*Data rows*.
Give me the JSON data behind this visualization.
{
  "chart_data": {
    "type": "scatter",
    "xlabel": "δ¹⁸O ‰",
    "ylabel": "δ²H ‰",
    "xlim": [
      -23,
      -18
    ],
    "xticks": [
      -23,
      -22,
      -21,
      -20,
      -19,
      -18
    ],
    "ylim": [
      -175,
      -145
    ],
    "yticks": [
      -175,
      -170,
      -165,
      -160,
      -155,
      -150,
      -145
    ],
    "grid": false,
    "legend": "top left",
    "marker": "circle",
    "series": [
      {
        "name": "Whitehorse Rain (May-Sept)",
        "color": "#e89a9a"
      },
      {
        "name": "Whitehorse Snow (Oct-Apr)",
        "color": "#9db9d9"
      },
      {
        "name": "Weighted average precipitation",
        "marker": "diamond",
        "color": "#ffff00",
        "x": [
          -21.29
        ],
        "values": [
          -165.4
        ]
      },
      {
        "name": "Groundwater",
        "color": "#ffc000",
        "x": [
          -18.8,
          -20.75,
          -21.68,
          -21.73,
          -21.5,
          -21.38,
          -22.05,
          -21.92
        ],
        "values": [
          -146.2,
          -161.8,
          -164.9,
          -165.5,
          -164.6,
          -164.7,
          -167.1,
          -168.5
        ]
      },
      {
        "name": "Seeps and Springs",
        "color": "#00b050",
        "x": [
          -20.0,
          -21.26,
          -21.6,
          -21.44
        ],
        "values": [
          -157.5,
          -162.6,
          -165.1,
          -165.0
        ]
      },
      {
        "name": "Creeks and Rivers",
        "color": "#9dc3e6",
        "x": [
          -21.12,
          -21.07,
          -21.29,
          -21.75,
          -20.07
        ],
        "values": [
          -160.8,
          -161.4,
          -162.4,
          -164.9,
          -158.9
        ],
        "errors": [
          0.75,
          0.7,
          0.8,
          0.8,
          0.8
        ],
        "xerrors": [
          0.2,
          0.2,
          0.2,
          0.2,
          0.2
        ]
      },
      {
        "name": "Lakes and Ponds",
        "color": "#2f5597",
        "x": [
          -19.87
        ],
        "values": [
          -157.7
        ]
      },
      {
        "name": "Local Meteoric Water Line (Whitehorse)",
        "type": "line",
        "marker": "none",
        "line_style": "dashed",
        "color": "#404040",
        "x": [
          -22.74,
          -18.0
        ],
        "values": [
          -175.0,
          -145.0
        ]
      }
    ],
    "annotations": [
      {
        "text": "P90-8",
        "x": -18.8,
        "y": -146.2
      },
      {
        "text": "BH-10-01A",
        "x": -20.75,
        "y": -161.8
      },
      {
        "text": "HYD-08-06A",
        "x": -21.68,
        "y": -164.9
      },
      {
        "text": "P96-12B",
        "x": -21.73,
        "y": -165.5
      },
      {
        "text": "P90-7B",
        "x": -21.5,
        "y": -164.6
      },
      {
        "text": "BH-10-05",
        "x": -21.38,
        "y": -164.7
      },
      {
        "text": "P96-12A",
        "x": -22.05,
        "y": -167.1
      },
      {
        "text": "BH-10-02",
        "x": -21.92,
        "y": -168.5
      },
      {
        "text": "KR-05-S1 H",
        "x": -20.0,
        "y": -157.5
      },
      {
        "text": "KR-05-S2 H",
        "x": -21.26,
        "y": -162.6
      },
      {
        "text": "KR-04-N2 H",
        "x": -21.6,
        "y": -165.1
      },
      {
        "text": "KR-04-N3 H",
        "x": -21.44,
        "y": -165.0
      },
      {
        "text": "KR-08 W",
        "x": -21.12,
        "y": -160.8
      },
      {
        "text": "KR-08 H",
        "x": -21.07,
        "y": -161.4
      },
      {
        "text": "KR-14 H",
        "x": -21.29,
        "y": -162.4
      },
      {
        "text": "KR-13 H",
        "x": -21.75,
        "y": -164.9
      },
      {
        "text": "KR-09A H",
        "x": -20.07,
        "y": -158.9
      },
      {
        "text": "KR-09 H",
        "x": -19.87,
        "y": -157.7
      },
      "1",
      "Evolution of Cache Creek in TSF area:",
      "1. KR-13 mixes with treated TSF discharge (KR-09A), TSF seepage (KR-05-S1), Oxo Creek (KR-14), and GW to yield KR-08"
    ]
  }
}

*Directions for this task*.
Every line in the data above that contains "Whitehorse" needs to be copied.

*Right answer*.
        "name": "Whitehorse Rain (May-Sept)",
        "name": "Whitehorse Snow (Oct-Apr)",
        "name": "Local Meteoric Water Line (Whitehorse)",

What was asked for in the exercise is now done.